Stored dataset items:
------------------------------
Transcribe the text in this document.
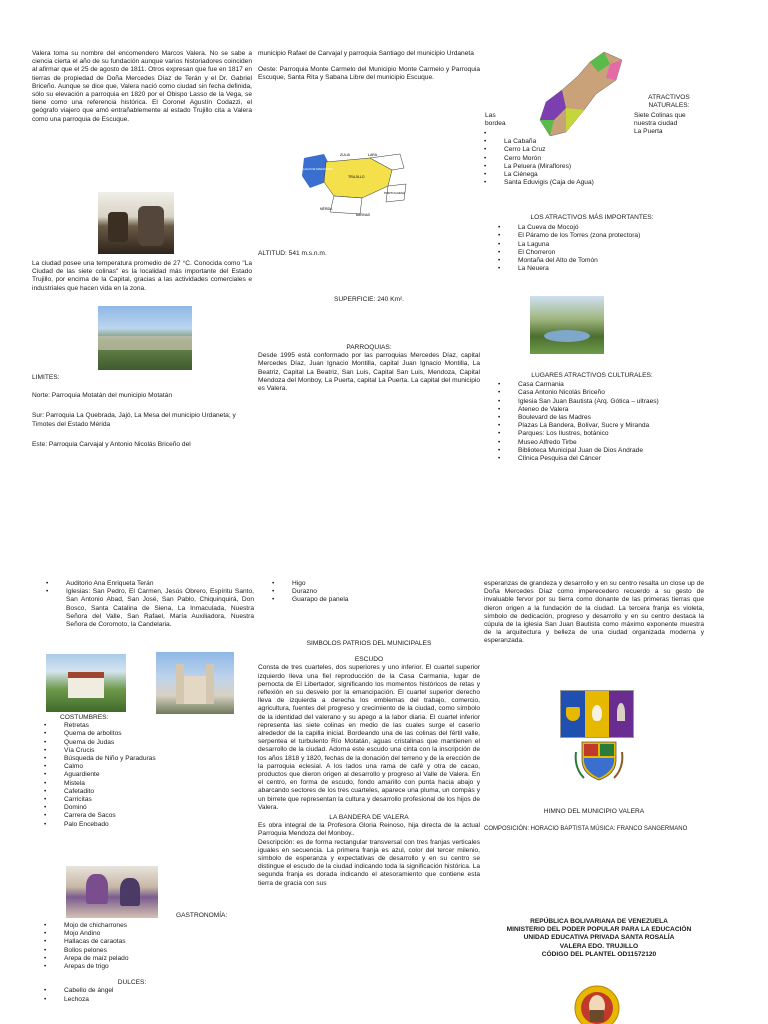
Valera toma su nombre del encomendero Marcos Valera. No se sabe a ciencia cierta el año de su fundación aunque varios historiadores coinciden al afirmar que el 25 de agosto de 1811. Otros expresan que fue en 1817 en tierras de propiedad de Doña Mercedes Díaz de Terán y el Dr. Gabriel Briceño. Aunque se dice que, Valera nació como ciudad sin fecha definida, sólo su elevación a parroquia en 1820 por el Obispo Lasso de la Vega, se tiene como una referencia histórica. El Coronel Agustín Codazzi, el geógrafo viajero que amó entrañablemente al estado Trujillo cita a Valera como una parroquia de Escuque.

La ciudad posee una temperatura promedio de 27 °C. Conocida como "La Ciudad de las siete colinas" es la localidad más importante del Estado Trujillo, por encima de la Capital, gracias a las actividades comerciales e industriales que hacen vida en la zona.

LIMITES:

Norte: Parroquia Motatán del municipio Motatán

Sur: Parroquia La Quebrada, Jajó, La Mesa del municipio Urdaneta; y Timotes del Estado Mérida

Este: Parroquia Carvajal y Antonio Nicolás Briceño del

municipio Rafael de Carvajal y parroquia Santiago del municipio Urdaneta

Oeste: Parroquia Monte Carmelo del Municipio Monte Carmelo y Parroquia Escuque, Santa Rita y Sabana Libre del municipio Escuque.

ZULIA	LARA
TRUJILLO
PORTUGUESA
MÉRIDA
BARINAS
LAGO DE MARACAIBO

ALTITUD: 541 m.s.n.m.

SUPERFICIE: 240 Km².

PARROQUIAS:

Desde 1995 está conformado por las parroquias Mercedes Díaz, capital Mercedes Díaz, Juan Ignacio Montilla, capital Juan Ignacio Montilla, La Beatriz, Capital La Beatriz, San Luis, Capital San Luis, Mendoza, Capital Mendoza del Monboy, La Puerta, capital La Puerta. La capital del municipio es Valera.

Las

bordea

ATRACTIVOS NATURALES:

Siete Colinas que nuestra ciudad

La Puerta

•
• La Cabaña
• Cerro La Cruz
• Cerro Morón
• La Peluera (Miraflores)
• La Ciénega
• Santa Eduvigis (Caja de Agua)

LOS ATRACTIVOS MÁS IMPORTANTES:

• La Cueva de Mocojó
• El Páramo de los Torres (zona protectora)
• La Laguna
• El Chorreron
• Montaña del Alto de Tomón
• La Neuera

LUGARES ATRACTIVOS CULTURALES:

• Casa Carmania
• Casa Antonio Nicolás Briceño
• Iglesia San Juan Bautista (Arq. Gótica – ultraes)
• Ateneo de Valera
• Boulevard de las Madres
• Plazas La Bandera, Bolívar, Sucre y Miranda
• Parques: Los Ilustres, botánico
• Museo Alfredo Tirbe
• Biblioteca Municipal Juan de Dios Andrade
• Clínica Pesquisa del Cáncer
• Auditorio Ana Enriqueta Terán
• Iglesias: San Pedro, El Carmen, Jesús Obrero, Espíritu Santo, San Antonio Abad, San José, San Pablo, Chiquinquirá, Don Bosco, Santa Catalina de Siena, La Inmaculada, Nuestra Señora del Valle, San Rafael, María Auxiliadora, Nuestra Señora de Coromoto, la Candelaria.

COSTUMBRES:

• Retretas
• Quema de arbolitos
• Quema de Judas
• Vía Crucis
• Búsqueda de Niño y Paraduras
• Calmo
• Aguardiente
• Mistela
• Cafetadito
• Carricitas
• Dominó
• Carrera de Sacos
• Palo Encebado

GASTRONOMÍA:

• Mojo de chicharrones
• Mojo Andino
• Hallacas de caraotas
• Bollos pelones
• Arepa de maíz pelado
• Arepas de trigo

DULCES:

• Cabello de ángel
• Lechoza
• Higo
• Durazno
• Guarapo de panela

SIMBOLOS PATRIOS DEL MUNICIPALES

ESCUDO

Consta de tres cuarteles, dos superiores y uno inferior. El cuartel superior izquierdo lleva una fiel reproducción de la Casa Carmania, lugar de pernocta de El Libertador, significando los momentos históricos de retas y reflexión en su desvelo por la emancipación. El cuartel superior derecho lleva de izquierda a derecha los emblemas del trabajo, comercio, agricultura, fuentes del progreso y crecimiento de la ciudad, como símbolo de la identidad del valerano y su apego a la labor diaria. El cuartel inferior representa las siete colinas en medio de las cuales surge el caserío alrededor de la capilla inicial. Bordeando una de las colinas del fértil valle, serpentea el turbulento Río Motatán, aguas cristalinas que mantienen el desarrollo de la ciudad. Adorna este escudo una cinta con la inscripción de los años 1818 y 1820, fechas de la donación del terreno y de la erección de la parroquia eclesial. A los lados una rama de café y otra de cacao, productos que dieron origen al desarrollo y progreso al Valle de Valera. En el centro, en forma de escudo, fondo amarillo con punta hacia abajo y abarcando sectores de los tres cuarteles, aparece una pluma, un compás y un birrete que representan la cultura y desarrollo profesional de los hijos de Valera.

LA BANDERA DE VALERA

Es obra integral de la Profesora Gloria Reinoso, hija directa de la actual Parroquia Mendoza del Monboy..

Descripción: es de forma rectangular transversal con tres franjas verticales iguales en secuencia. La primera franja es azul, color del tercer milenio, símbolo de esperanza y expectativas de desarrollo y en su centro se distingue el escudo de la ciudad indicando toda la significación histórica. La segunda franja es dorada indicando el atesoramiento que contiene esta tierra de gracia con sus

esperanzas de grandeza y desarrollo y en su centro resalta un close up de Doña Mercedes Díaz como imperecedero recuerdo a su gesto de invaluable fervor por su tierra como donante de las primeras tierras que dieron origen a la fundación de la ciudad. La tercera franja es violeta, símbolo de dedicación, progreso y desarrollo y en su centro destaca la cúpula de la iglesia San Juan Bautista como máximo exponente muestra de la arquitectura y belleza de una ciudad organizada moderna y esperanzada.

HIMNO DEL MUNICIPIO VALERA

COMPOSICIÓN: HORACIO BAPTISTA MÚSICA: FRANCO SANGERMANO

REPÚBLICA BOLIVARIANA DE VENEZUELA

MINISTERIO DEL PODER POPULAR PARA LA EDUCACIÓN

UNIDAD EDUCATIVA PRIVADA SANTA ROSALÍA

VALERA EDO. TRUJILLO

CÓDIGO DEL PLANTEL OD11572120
------------------------------
**GIVEN EXERCISE:**
Each entry above is to be written out again unchanged, apart from the pictures, which are left out.

**ANSWER TO THE EXERCISE:**
Transcribe the text in this document.
Valera toma su nombre del encomendero Marcos Valera. No se sabe a ciencia cierta el año de su fundación aunque varios historiadores coinciden al afirmar que el 25 de agosto de 1811. Otros expresan que fue en 1817 en tierras de propiedad de Doña Mercedes Díaz de Terán y el Dr. Gabriel Briceño. Aunque se dice que, Valera nació como ciudad sin fecha definida, sólo su elevación a parroquia en 1820 por el Obispo Lasso de la Vega, se tiene como una referencia histórica. El Coronel Agustín Codazzi, el geógrafo viajero que amó entrañablemente al estado Trujillo cita a Valera como una parroquia de Escuque.

La ciudad posee una temperatura promedio de 27 °C. Conocida como "La Ciudad de las siete colinas" es la localidad más importante del Estado Trujillo, por encima de la Capital, gracias a las actividades comerciales e industriales que hacen vida en la zona.

LIMITES:

Norte: Parroquia Motatán del municipio Motatán

Sur: Parroquia La Quebrada, Jajó, La Mesa del municipio Urdaneta; y Timotes del Estado Mérida

Este: Parroquia Carvajal y Antonio Nicolás Briceño del

municipio Rafael de Carvajal y parroquia Santiago del municipio Urdaneta

Oeste: Parroquia Monte Carmelo del Municipio Monte Carmelo y Parroquia Escuque, Santa Rita y Sabana Libre del municipio Escuque.

ZULIA	LARA
TRUJILLO
PORTUGUESA
MÉRIDA
BARINAS
LAGO DE MARACAIBO

ALTITUD: 541 m.s.n.m.

SUPERFICIE: 240 Km².

PARROQUIAS:

Desde 1995 está conformado por las parroquias Mercedes Díaz, capital Mercedes Díaz, Juan Ignacio Montilla, capital Juan Ignacio Montilla, La Beatriz, Capital La Beatriz, San Luis, Capital San Luis, Mendoza, Capital Mendoza del Monboy, La Puerta, capital La Puerta. La capital del municipio es Valera.

Las

bordea

ATRACTIVOS NATURALES:

Siete Colinas que nuestra ciudad

La Puerta

•
• La Cabaña
• Cerro La Cruz
• Cerro Morón
• La Peluera (Miraflores)
• La Ciénega
• Santa Eduvigis (Caja de Agua)

LOS ATRACTIVOS MÁS IMPORTANTES:

• La Cueva de Mocojó
• El Páramo de los Torres (zona protectora)
• La Laguna
• El Chorreron
• Montaña del Alto de Tomón
• La Neuera

LUGARES ATRACTIVOS CULTURALES:

• Casa Carmania
• Casa Antonio Nicolás Briceño
• Iglesia San Juan Bautista (Arq. Gótica – ultraes)
• Ateneo de Valera
• Boulevard de las Madres
• Plazas La Bandera, Bolívar, Sucre y Miranda
• Parques: Los Ilustres, botánico
• Museo Alfredo Tirbe
• Biblioteca Municipal Juan de Dios Andrade
• Clínica Pesquisa del Cáncer
• Auditorio Ana Enriqueta Terán
• Iglesias: San Pedro, El Carmen, Jesús Obrero, Espíritu Santo, San Antonio Abad, San José, San Pablo, Chiquinquirá, Don Bosco, Santa Catalina de Siena, La Inmaculada, Nuestra Señora del Valle, San Rafael, María Auxiliadora, Nuestra Señora de Coromoto, la Candelaria.

COSTUMBRES:

• Retretas
• Quema de arbolitos
• Quema de Judas
• Vía Crucis
• Búsqueda de Niño y Paraduras
• Calmo
• Aguardiente
• Mistela
• Cafetadito
• Carricitas
• Dominó
• Carrera de Sacos
• Palo Encebado

GASTRONOMÍA:

• Mojo de chicharrones
• Mojo Andino
• Hallacas de caraotas
• Bollos pelones
• Arepa de maíz pelado
• Arepas de trigo

DULCES:

• Cabello de ángel
• Lechoza
• Higo
• Durazno
• Guarapo de panela

SIMBOLOS PATRIOS DEL MUNICIPALES

ESCUDO

Consta de tres cuarteles, dos superiores y uno inferior. El cuartel superior izquierdo lleva una fiel reproducción de la Casa Carmania, lugar de pernocta de El Libertador, significando los momentos históricos de retas y reflexión en su desvelo por la emancipación. El cuartel superior derecho lleva de izquierda a derecha los emblemas del trabajo, comercio, agricultura, fuentes del progreso y crecimiento de la ciudad, como símbolo de la identidad del valerano y su apego a la labor diaria. El cuartel inferior representa las siete colinas en medio de las cuales surge el caserío alrededor de la capilla inicial. Bordeando una de las colinas del fértil valle, serpentea el turbulento Río Motatán, aguas cristalinas que mantienen el desarrollo de la ciudad. Adorna este escudo una cinta con la inscripción de los años 1818 y 1820, fechas de la donación del terreno y de la erección de la parroquia eclesial. A los lados una rama de café y otra de cacao, productos que dieron origen al desarrollo y progreso al Valle de Valera. En el centro, en forma de escudo, fondo amarillo con punta hacia abajo y abarcando sectores de los tres cuarteles, aparece una pluma, un compás y un birrete que representan la cultura y desarrollo profesional de los hijos de Valera.

LA BANDERA DE VALERA

Es obra integral de la Profesora Gloria Reinoso, hija directa de la actual Parroquia Mendoza del Monboy..

Descripción: es de forma rectangular transversal con tres franjas verticales iguales en secuencia. La primera franja es azul, color del tercer milenio, símbolo de esperanza y expectativas de desarrollo y en su centro se distingue el escudo de la ciudad indicando toda la significación histórica. La segunda franja es dorada indicando el atesoramiento que contiene esta tierra de gracia con sus

esperanzas de grandeza y desarrollo y en su centro resalta un close up de Doña Mercedes Díaz como imperecedero recuerdo a su gesto de invaluable fervor por su tierra como donante de las primeras tierras que dieron origen a la fundación de la ciudad. La tercera franja es violeta, símbolo de dedicación, progreso y desarrollo y en su centro destaca la cúpula de la iglesia San Juan Bautista como máximo exponente muestra de la arquitectura y belleza de una ciudad organizada moderna y esperanzada.

HIMNO DEL MUNICIPIO VALERA

COMPOSICIÓN: HORACIO BAPTISTA MÚSICA: FRANCO SANGERMANO

REPÚBLICA BOLIVARIANA DE VENEZUELA

MINISTERIO DEL PODER POPULAR PARA LA EDUCACIÓN

UNIDAD EDUCATIVA PRIVADA SANTA ROSALÍA

VALERA EDO. TRUJILLO

CÓDIGO DEL PLANTEL OD11572120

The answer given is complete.